Return every line of the records from the one containing "candle-body (279, 195, 283, 199)" down to the one containing "candle-body (259, 206, 263, 216)", both ends included, reproducing each line character for character.

─── The records ───

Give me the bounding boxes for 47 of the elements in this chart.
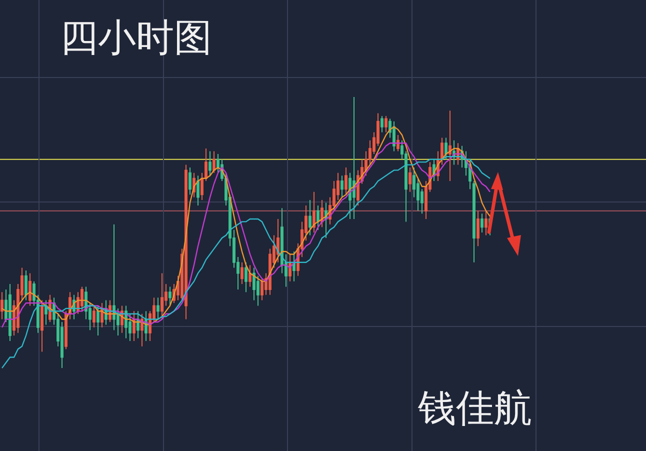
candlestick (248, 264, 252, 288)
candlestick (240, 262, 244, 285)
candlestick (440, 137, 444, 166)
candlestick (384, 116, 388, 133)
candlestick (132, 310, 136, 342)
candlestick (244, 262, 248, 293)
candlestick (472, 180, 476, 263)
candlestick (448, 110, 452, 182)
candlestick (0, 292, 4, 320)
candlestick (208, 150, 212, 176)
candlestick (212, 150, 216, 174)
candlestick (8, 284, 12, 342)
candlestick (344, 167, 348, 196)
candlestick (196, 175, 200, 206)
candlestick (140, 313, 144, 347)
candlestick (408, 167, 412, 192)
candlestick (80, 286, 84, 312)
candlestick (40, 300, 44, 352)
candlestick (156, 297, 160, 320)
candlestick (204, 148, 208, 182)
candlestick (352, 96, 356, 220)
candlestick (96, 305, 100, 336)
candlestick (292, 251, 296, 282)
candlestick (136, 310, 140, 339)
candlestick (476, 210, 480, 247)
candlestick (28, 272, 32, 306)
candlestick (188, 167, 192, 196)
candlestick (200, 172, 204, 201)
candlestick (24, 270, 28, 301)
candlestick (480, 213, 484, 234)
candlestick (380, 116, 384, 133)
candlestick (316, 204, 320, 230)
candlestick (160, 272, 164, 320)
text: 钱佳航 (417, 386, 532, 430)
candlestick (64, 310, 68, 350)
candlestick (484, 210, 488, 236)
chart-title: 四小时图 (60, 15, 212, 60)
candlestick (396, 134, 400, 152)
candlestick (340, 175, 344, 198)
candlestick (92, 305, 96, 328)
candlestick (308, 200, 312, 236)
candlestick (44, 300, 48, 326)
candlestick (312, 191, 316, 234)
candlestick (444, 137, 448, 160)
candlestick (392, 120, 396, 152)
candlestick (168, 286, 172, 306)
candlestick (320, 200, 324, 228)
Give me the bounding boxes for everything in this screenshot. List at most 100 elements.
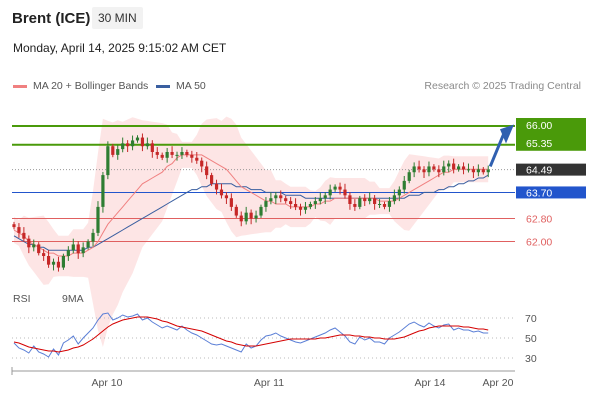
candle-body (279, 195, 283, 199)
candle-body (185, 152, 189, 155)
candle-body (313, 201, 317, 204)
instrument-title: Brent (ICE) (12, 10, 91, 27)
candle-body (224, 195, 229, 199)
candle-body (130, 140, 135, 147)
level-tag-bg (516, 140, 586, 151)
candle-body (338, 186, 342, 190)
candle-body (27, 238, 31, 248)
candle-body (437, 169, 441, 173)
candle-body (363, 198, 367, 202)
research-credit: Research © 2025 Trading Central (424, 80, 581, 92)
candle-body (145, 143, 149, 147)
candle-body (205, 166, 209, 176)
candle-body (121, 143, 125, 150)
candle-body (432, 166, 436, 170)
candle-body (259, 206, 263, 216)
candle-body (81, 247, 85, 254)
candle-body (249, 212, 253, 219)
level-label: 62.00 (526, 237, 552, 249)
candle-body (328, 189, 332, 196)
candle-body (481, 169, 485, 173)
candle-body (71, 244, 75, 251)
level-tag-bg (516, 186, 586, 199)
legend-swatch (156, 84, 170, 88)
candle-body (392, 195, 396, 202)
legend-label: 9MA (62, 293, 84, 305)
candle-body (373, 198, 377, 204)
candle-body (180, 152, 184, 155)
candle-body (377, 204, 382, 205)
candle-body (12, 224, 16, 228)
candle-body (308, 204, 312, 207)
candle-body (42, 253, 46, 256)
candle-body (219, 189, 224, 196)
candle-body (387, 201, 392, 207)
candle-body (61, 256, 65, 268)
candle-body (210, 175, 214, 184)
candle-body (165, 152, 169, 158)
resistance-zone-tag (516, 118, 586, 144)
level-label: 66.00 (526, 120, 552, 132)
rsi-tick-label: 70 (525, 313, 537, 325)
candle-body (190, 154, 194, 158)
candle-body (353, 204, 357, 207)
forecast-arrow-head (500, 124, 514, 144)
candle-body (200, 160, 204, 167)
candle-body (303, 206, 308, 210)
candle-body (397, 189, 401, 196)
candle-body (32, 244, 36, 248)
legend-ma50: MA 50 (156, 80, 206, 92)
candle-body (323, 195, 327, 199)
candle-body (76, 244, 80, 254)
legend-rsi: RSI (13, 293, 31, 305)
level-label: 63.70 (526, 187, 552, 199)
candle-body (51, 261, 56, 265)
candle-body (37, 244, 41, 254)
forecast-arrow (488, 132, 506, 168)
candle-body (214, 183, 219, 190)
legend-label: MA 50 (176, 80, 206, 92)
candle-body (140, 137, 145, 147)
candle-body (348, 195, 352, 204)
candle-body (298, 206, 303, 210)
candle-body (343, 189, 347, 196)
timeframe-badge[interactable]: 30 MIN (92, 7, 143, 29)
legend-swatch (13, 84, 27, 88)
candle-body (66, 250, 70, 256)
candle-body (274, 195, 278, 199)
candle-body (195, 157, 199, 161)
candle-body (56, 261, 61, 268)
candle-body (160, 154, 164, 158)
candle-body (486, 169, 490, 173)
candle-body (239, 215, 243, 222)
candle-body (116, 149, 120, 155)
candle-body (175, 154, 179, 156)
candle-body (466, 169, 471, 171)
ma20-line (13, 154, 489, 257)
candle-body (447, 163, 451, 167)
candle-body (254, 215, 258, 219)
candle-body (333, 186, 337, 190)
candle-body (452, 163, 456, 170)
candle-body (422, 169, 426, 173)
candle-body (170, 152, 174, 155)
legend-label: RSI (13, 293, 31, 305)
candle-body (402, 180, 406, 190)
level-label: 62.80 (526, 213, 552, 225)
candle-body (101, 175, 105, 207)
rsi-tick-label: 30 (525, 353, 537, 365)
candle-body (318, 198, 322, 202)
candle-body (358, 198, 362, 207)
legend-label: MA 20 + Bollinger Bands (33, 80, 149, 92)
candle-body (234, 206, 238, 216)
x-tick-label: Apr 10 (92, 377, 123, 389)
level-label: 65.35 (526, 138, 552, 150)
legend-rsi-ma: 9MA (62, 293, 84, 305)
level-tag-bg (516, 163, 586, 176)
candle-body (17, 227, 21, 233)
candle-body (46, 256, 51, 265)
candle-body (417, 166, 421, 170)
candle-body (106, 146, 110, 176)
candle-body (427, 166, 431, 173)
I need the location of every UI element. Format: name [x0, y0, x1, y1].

───

- _Expected answer_
candle-body (279, 195, 283, 199)
candle-body (185, 152, 189, 155)
candle-body (313, 201, 317, 204)
instrument-title: Brent (ICE) (12, 10, 91, 27)
candle-body (224, 195, 229, 199)
candle-body (130, 140, 135, 147)
level-tag-bg (516, 140, 586, 151)
candle-body (338, 186, 342, 190)
candle-body (27, 238, 31, 248)
candle-body (437, 169, 441, 173)
candle-body (363, 198, 367, 202)
research-credit: Research © 2025 Trading Central (424, 80, 581, 92)
candle-body (145, 143, 149, 147)
candle-body (205, 166, 209, 176)
candle-body (121, 143, 125, 150)
candle-body (432, 166, 436, 170)
candle-body (259, 206, 263, 216)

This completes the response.